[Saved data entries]
..............................

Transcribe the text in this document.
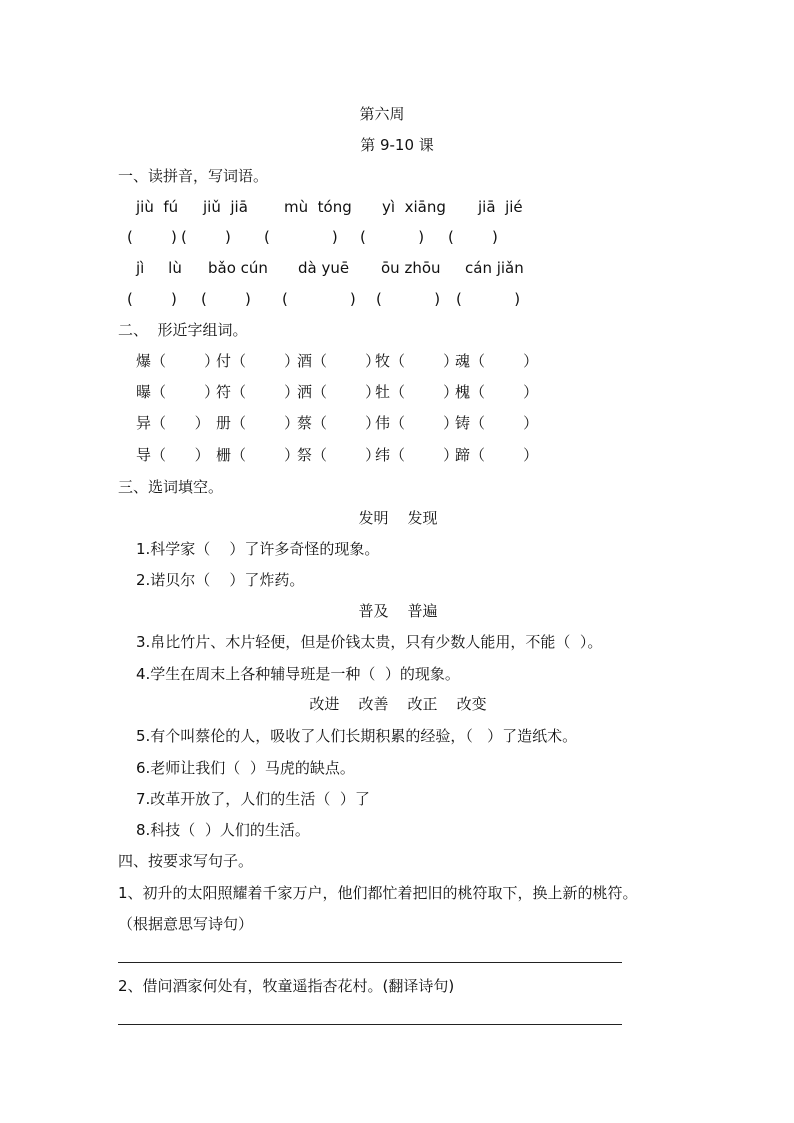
第六周
第 9-10 课
一、读拼音，写词语。
jiù  fú jiǔ  jiā mù  tóng yì  xiāng jiā  jié
(        ) (        ) (             ) (           ) (        )
jì     lù bǎo cún dà yuē ōu zhōu cán jiǎn
(        ) (        ) (             ) (           ) (           )
二、  形近字组词。
爆（        ）
付（        ）
酒（        ）
牧（        ）
魂（        ）
曝（        ）
符（        ）
洒（        ）
牡（        ）
槐（        ）
异（      ） 册（        ）
蔡（        ）
伟（        ）
铸（        ）
导（      ） 栅（        ）
祭（        ）
纬（        ）
蹄（        ）
三、选词填空。
发明    发现
1.科学家（    ）了许多奇怪的现象。
2.诺贝尔（    ）了炸药。
普及    普遍
3.帛比竹片、木片轻便，但是价钱太贵，只有少数人能用，不能（  ）。
4.学生在周末上各种辅导班是一种（  ）的现象。
改进    改善    改正    改变
5.有个叫蔡伦的人，吸收了人们长期积累的经验，（   ）了造纸术。
6.老师让我们（  ）马虎的缺点。
7.改革开放了，人们的生活（  ）了
8.科技（  ）人们的生活。
四、按要求写句子。
1、初升的太阳照耀着千家万户，他们都忙着把旧的桃符取下，换上新的桃符。
（根据意思写诗句）
2、借问酒家何处有，牧童遥指杏花村。(翻译诗句)
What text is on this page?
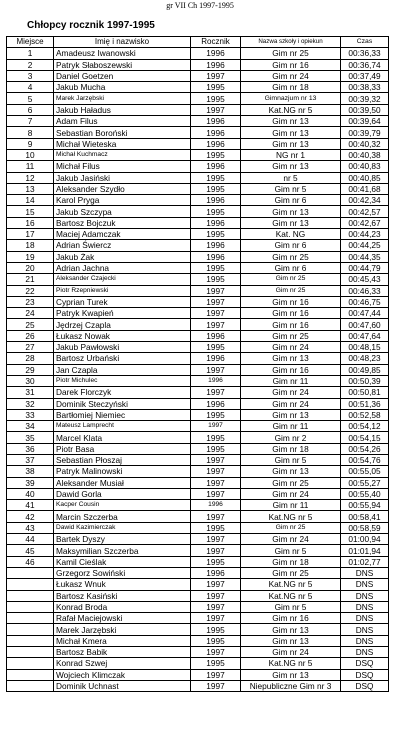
gr VII Ch 1997-1995
Chłopcy rocznik 1997-1995
Miejsce	Imię i nazwisko	Rocznik	Nazwa szkoły i opiekun	Czas
1	Amadeusz Iwanowski	1996	Gim nr 25	00:36,33
2	Patryk Słaboszewski	1996	Gim nr 16	00:36,74
3	Daniel Goetzen	1997	Gim nr 24	00:37,49
4	Jakub Mucha	1995	Gim nr 18	00:38,33
5	Marek Jarzębski	1995	Gimnazjum nr 13	00:39,32
6	Jakub Haładus	1997	Kat.NG nr 5	00:39,50
7	Adam Filus	1996	Gim nr 13	00:39,64
8	Sebastian Boroński	1996	Gim nr 13	00:39,79
9	Michał Wieteska	1996	Gim nr 13	00:40,32
10	Michał Kuchmacz	1995	NG nr 1	00:40,38
11	Michał Filus	1996	Gim nr 13	00:40,83
12	Jakub Jasiński	1995	nr 5	00:40,85
13	Aleksander Szydło	1995	Gim nr 5	00:41,68
14	Karol Pryga	1996	Gim nr 6	00:42,34
15	Jakub Szczypa	1995	Gim nr 13	00:42,57
16	Bartosz Bojczuk	1996	Gim nr 13	00:42,67
17	Maciej Adamczak	1995	Kat. NG	00:44,23
18	Adrian Świercz	1996	Gim nr 6	00:44,25
19	Jakub Żak	1996	Gim nr 25	00:44,35
20	Adrian Jachna	1995	Gim nr 6	00:44,79
21	Aleksander Czajecki	1995	Gim nr 25	00:45,43
22	Piotr Rzepniewski	1997	Gim nr 25	00:46,33
23	Cyprian Turek	1997	Gim nr 16	00:46,75
24	Patryk Kwapień	1997	Gim nr 16	00:47,44
25	Jędrzej Czapla	1997	Gim nr 16	00:47,60
26	Łukasz Nowak	1996	Gim nr 25	00:47,64
27	Jakub Pawłowski	1995	Gim nr 24	00:48,15
28	Bartosz Urbański	1996	Gim nr 13	00:48,23
29	Jan Czapla	1997	Gim nr 16	00:49,85
30	Piotr Michulec	1996	Gim nr 11	00:50,39
31	Darek Florczyk	1997	Gim nr 24	00:50,81
32	Dominik Steczyński	1996	Gim nr 24	00:51,36
33	Bartłomiej Niemiec	1995	Gim nr 13	00:52,58
34	Mateusz Lamprecht	1997	Gim nr 11	00:54,12
35	Marcel Klata	1995	Gim nr 2	00:54,15
36	Piotr Basa	1995	Gim nr 18	00:54,26
37	Sebastian Płoszaj	1997	Gim nr 5	00:54,76
38	Patryk Malinowski	1997	Gim nr 13	00:55,05
39	Aleksander Musiał	1997	Gim nr 25	00:55,27
40	Dawid Gorla	1997	Gim nr 24	00:55,40
41	Kacper Cousin	1996	Gim nr 11	00:55,94
42	Marcin Szczerba	1997	Kat.NG nr 5	00:58,41
43	Dawid Kazimierczak	1995	Gim nr 25	00:58,59
44	Bartek Dyszy	1997	Gim nr 24	01:00,94
45	Maksymilian Szczerba	1997	Gim nr 5	01:01,94
46	Kamil Cieślak	1995	Gim nr 18	01:02,77
	Grzegorz Sowiński	1996	Gim nr 25	DNS
	Łukasz Wnuk	1997	Kat.NG nr 5	DNS
	Bartosz Kasiński	1997	Kat.NG nr 5	DNS
	Konrad Broda	1997	Gim nr 5	DNS
	Rafał Maciejowski	1997	Gim nr 16	DNS
	Marek Jarzębski	1995	Gim nr 13	DNS
	Michał Kmera	1995	Gim nr 13	DNS
	Bartosz Babik	1997	Gim nr 24	DNS
	Konrad Szwej	1995	Kat.NG nr 5	DSQ
	Wojciech Klimczak	1997	Gim nr 13	DSQ
	Dominik Uchnast	1997	Niepubliczne Gim nr 3	DSQ
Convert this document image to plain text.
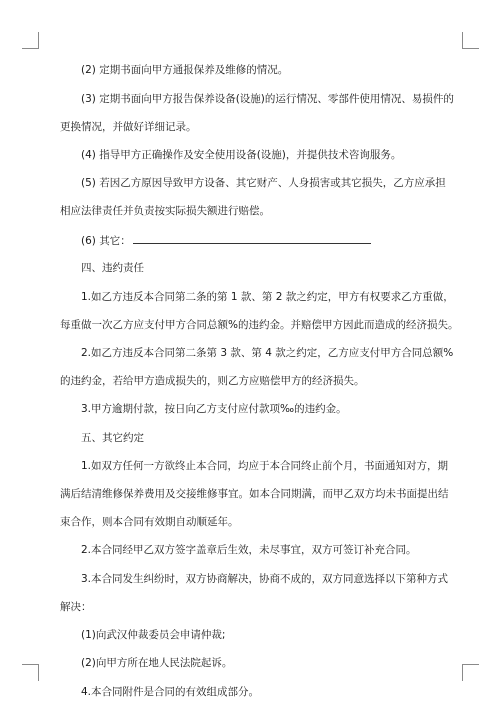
(2) 定期书面向甲方通报保养及维修的情况。
(3) 定期书面向甲方报告保养设备(设施)的运行情况、零部件使用情况、易损件的
更换情况，并做好详细记录。
(4) 指导甲方正确操作及安全使用设备(设施)，并提供技术咨询服务。
(5) 若因乙方原因导致甲方设备、其它财产、人身损害或其它损失，乙方应承担
相应法律责任并负责按实际损失额进行赔偿。
(6) 其它：
四、违约责任
1.如乙方违反本合同第二条的第 1 款、第 2 款之约定，甲方有权要求乙方重做，
每重做一次乙方应支付甲方合同总额%的违约金。并赔偿甲方因此而造成的经济损失。
2.如乙方违反本合同第二条第 3 款、第 4 款之约定，乙方应支付甲方合同总额%
的违约金，若给甲方造成损失的，则乙方应赔偿甲方的经济损失。
3.甲方逾期付款，按日向乙方支付应付款项‰的违约金。
五、其它约定
1.如双方任何一方欲终止本合同，均应于本合同终止前个月，书面通知对方，期
满后结清维修保养费用及交接维修事宜。如本合同期满，而甲乙双方均未书面提出结
束合作，则本合同有效期自动顺延年。
2.本合同经甲乙双方签字盖章后生效，未尽事宜，双方可签订补充合同。
3.本合同发生纠纷时，双方协商解决，协商不成的，双方同意选择以下第种方式
解决：
(1)向武汉仲裁委员会申请仲裁;
(2)向甲方所在地人民法院起诉。
4.本合同附件是合同的有效组成部分。
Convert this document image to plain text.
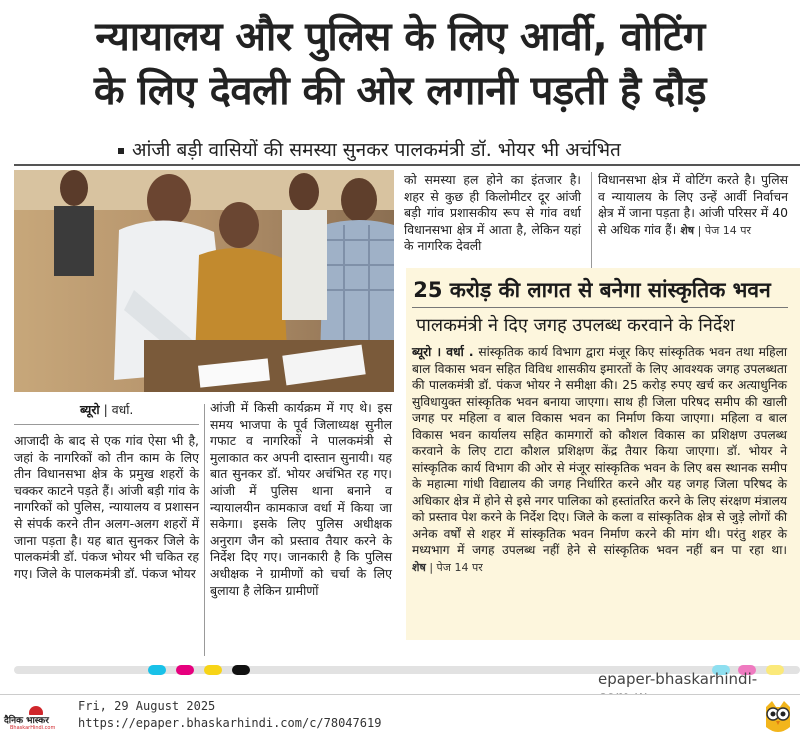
न्यायालय और पुलिस के लिए आर्वी, वोटिंग
के लिए देवली की ओर लगानी पड़ती है दौड़
आंजी बड़ी वासियों की समस्या सुनकर पालकमंत्री डॉ. भोयर भी अचंभित

को समस्या हल होने का इंतजार है। शहर से कुछ ही किलोमीटर दूर आंजी बड़ी गांव प्रशासकीय रूप से गांव वर्धा विधानसभा क्षेत्र में आता है, लेकिन यहां के नागरिक देवली

विधानसभा क्षेत्र में वोटिंग करते है। पुलिस व न्यायालय के लिए उन्हें आर्वी निर्वाचन क्षेत्र में जाना पड़ता है। आंजी परिसर में 40 से अधिक गांव हैं। शेष | पेज 14 पर

ब्यूरो | वर्धा.

आजादी के बाद से एक गांव ऐसा भी है, जहां के नागरिकों को तीन काम के लिए तीन विधानसभा क्षेत्र के प्रमुख शहरों के चक्कर काटने पड़ते हैं। आंजी बड़ी गांव के नागरिकों को पुलिस, न्यायालय व प्रशासन से संपर्क करने तीन अलग-अलग शहरों में जाना पड़ता है। यह बात सुनकर जिले के पालकमंत्री डॉ. पंकज भोयर भी चकित रह गए। जिले के पालकमंत्री डॉ. पंकज भोयर

आंजी में किसी कार्यक्रम में गए थे। इस समय भाजपा के पूर्व जिलाध्यक्ष सुनील गफाट व नागरिकों ने पालकमंत्री से मुलाकात कर अपनी दास्तान सुनायी। यह बात सुनकर डॉ. भोयर अचंभित रह गए। आंजी में पुलिस थाना बनाने व न्यायालयीन कामकाज वर्धा में किया जा सकेगा। इसके लिए पुलिस अधीक्षक अनुराग जैन को प्रस्ताव तैयार करने के निर्देश दिए गए। जानकारी है कि पुलिस अधीक्षक ने ग्रामीणों को चर्चा के लिए बुलाया है लेकिन ग्रामीणों

25 करोड़ की लागत से बनेगा सांस्कृतिक भवन
पालकमंत्री ने दिए जगह उपलब्ध करवाने के निर्देश

ब्यूरो । वर्धा . सांस्कृतिक कार्य विभाग द्वारा मंजूर किए सांस्कृतिक भवन तथा महिला बाल विकास भवन सहित विविध शासकीय इमारतों के लिए आवश्यक जगह उपलब्धता की पालकमंत्री डॉ. पंकज भोयर ने समीक्षा की। 25 करोड़ रुपए खर्च कर अत्याधुनिक सुविधायुक्त सांस्कृतिक भवन बनाया जाएगा। साथ ही जिला परिषद समीप की खाली जगह पर महिला व बाल विकास भवन का निर्माण किया जाएगा। महिला व बाल विकास भवन कार्यालय सहित कामगारों को कौशल विकास का प्रशिक्षण उपलब्ध करवाने के लिए टाटा कौशल प्रशिक्षण केंद्र तैयार किया जाएगा। डॉ. भोयर ने सांस्कृतिक कार्य विभाग की ओर से मंजूर सांस्कृतिक भवन के लिए बस स्थानक समीप के महात्मा गांधी विद्यालय की जगह निर्धारित करने और यह जगह जिला परिषद के अधिकार क्षेत्र में होने से इसे नगर पालिका को हस्तांतरित करने के लिए संरक्षण मंत्रालय को प्रस्ताव पेश करने के निर्देश दिए। जिले के कला व सांस्कृतिक क्षेत्र से जुड़े लोगों की अनेक वर्षों से शहर में सांस्कृतिक भवन निर्माण करने की मांग थी। परंतु शहर के मध्यभाग में जगह उपलब्ध नहीं हेने से सांस्कृतिक भवन नहीं बन पा रहा था। शेष | पेज 14 पर

epaper-bhaskarhindi-
दैनिक भास्कर
BhaskarHindi.com
Fri, 29 August 2025
https://epaper.bhaskarhindi.com/c/78047619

..............................

What you are asked to do — Tally the lines of the preceding listing in which the word "Dominik" appears; state nothing but the total.

Final result — 2